> **WORK TO COMPLETE**
Across the entries below, work out how many lines contain "screenshot". Respond with the number and no other text.

> **DATA PROVIDED**
========
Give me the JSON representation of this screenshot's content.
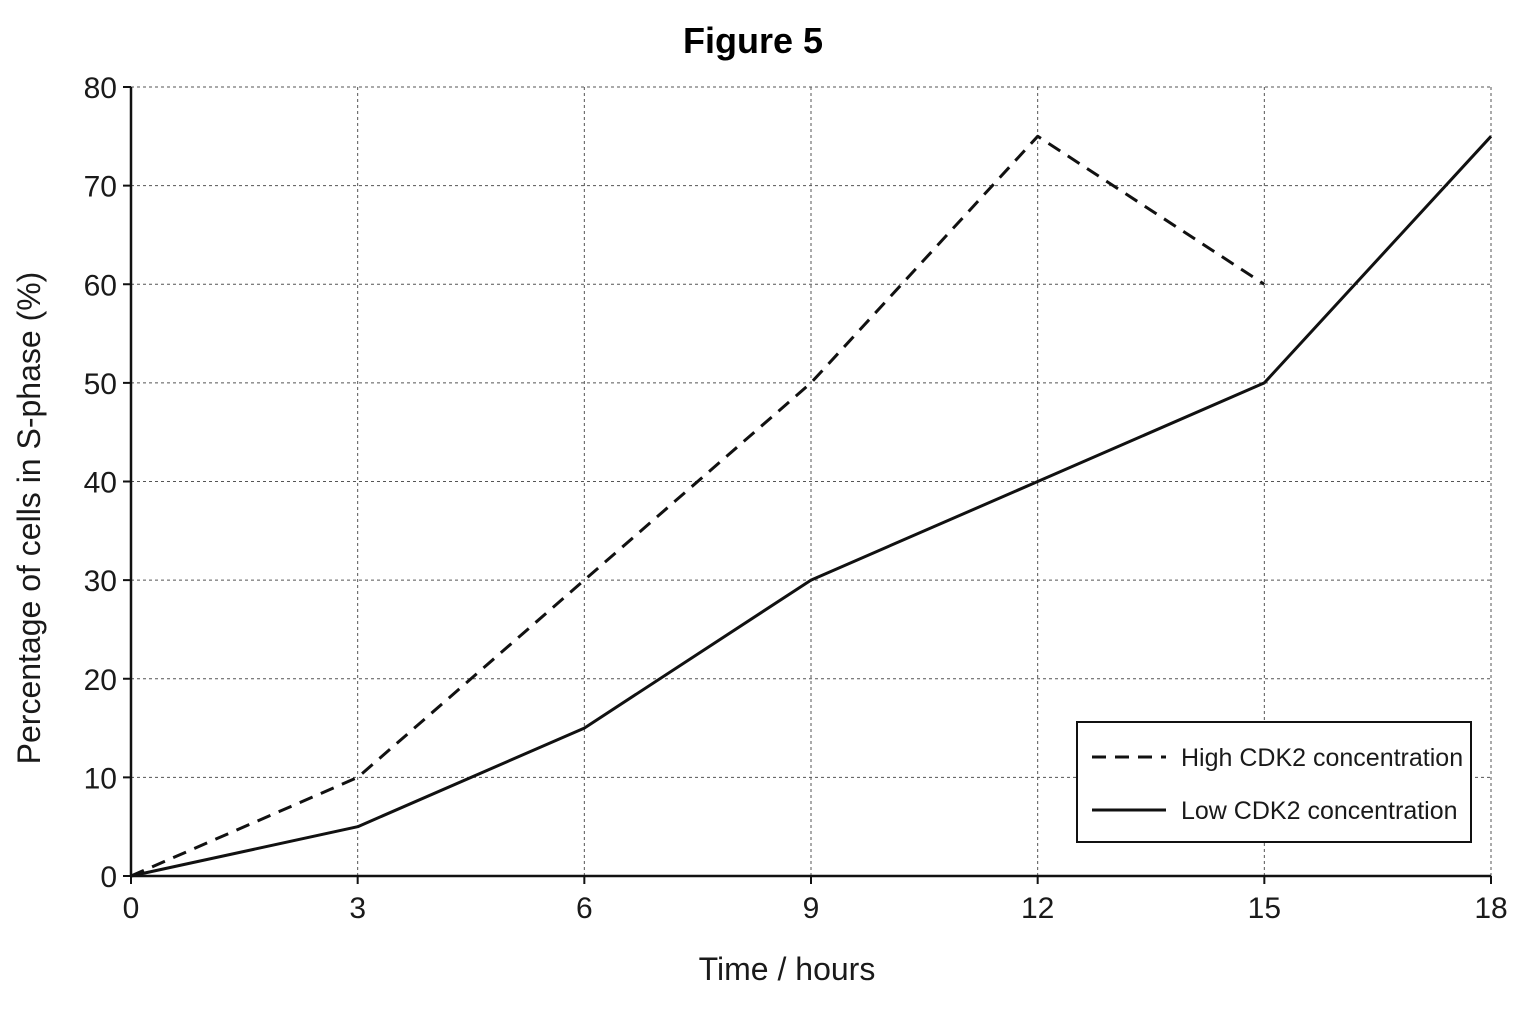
{
  "chart_data": {
    "type": "line",
    "title": "Figure 5",
    "xlabel": "Time / hours",
    "ylabel": "Percentage of cells in S-phase (%)",
    "xlim": [
      0,
      18
    ],
    "ylim": [
      0,
      80
    ],
    "xticks": [
      0,
      3,
      6,
      9,
      12,
      15,
      18
    ],
    "yticks": [
      0,
      10,
      20,
      30,
      40,
      50,
      60,
      70,
      80
    ],
    "grid": true,
    "legend_position": "bottom-right",
    "series": [
      {
        "name": "High CDK2 concentration",
        "style": "dashed",
        "color": "#111111",
        "points": [
          {
            "x": 0,
            "y": 0
          },
          {
            "x": 3,
            "y": 10
          },
          {
            "x": 6,
            "y": 30
          },
          {
            "x": 9,
            "y": 50
          },
          {
            "x": 12,
            "y": 75
          },
          {
            "x": 15,
            "y": 60
          }
        ]
      },
      {
        "name": "Low CDK2 concentration",
        "style": "solid",
        "color": "#111111",
        "points": [
          {
            "x": 0,
            "y": 0
          },
          {
            "x": 3,
            "y": 5
          },
          {
            "x": 6,
            "y": 15
          },
          {
            "x": 9,
            "y": 30
          },
          {
            "x": 12,
            "y": 40
          },
          {
            "x": 15,
            "y": 50
          },
          {
            "x": 18,
            "y": 75
          }
        ]
      }
    ]
  }
}
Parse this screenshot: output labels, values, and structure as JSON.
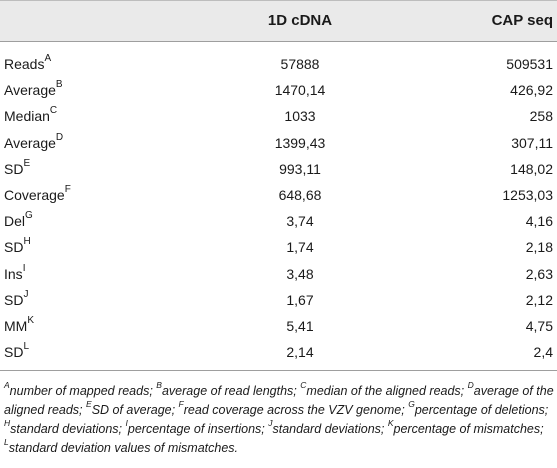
{
  "table": {
    "headers": [
      "",
      "1D cDNA",
      "CAP seq"
    ],
    "rows": [
      {
        "label": "Reads",
        "sup": "A",
        "v1": "57888",
        "v2": "509531"
      },
      {
        "label": "Average",
        "sup": "B",
        "v1": "1470,14",
        "v2": "426,92"
      },
      {
        "label": "Median",
        "sup": "C",
        "v1": "1033",
        "v2": "258"
      },
      {
        "label": "Average",
        "sup": "D",
        "v1": "1399,43",
        "v2": "307,11"
      },
      {
        "label": "SD",
        "sup": "E",
        "v1": "993,11",
        "v2": "148,02"
      },
      {
        "label": "Coverage",
        "sup": "F",
        "v1": "648,68",
        "v2": "1253,03"
      },
      {
        "label": "Del",
        "sup": "G",
        "v1": "3,74",
        "v2": "4,16"
      },
      {
        "label": "SD",
        "sup": "H",
        "v1": "1,74",
        "v2": "2,18"
      },
      {
        "label": "Ins",
        "sup": "I",
        "v1": "3,48",
        "v2": "2,63"
      },
      {
        "label": "SD",
        "sup": "J",
        "v1": "1,67",
        "v2": "2,12"
      },
      {
        "label": "MM",
        "sup": "K",
        "v1": "5,41",
        "v2": "4,75"
      },
      {
        "label": "SD",
        "sup": "L",
        "v1": "2,14",
        "v2": "2,4"
      }
    ]
  },
  "footnotes": [
    {
      "sup": "A",
      "text": "number of mapped reads; "
    },
    {
      "sup": "B",
      "text": "average of read lengths; "
    },
    {
      "sup": "C",
      "text": "median of the aligned reads; "
    },
    {
      "sup": "D",
      "text": "average of the aligned reads; "
    },
    {
      "sup": "E",
      "text": "SD of average; "
    },
    {
      "sup": "F",
      "text": "read coverage across the VZV genome; "
    },
    {
      "sup": "G",
      "text": "percentage of deletions; "
    },
    {
      "sup": "H",
      "text": "standard deviations; "
    },
    {
      "sup": "I",
      "text": "percentage of insertions; "
    },
    {
      "sup": "J",
      "text": "standard deviations; "
    },
    {
      "sup": "K",
      "text": "percentage of mismatches; "
    },
    {
      "sup": "L",
      "text": "standard deviation values of mismatches."
    }
  ]
}
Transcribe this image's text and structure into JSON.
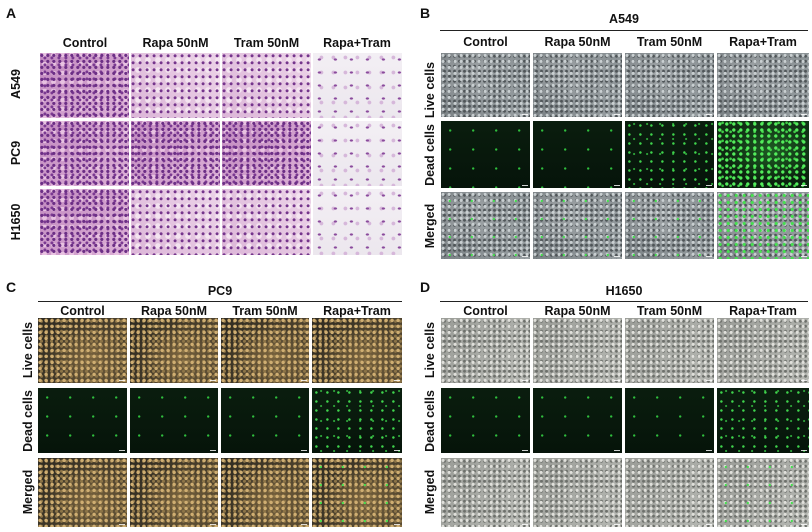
{
  "panels": {
    "A": {
      "label": "A",
      "columns": [
        "Control",
        "Rapa 50nM",
        "Tram 50nM",
        "Rapa+Tram"
      ],
      "rows": [
        "A549",
        "PC9",
        "H1650"
      ]
    },
    "B": {
      "label": "B",
      "cell_line": "A549",
      "columns": [
        "Control",
        "Rapa 50nM",
        "Tram 50nM",
        "Rapa+Tram"
      ],
      "rows": [
        "Live cells",
        "Dead cells",
        "Merged"
      ]
    },
    "C": {
      "label": "C",
      "cell_line": "PC9",
      "columns": [
        "Control",
        "Rapa 50nM",
        "Tram 50nM",
        "Rapa+Tram"
      ],
      "rows": [
        "Live cells",
        "Dead cells",
        "Merged"
      ]
    },
    "D": {
      "label": "D",
      "cell_line": "H1650",
      "columns": [
        "Control",
        "Rapa 50nM",
        "Tram 50nM",
        "Rapa+Tram"
      ],
      "rows": [
        "Live cells",
        "Dead cells",
        "Merged"
      ]
    }
  },
  "colors": {
    "he_stain": "#cf9ec9",
    "phase_grey": "#7f8689",
    "phase_gold": "#3b3324",
    "fluorescence_green": "#3fd34c"
  }
}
========
> **EXERCISE RESULT**
2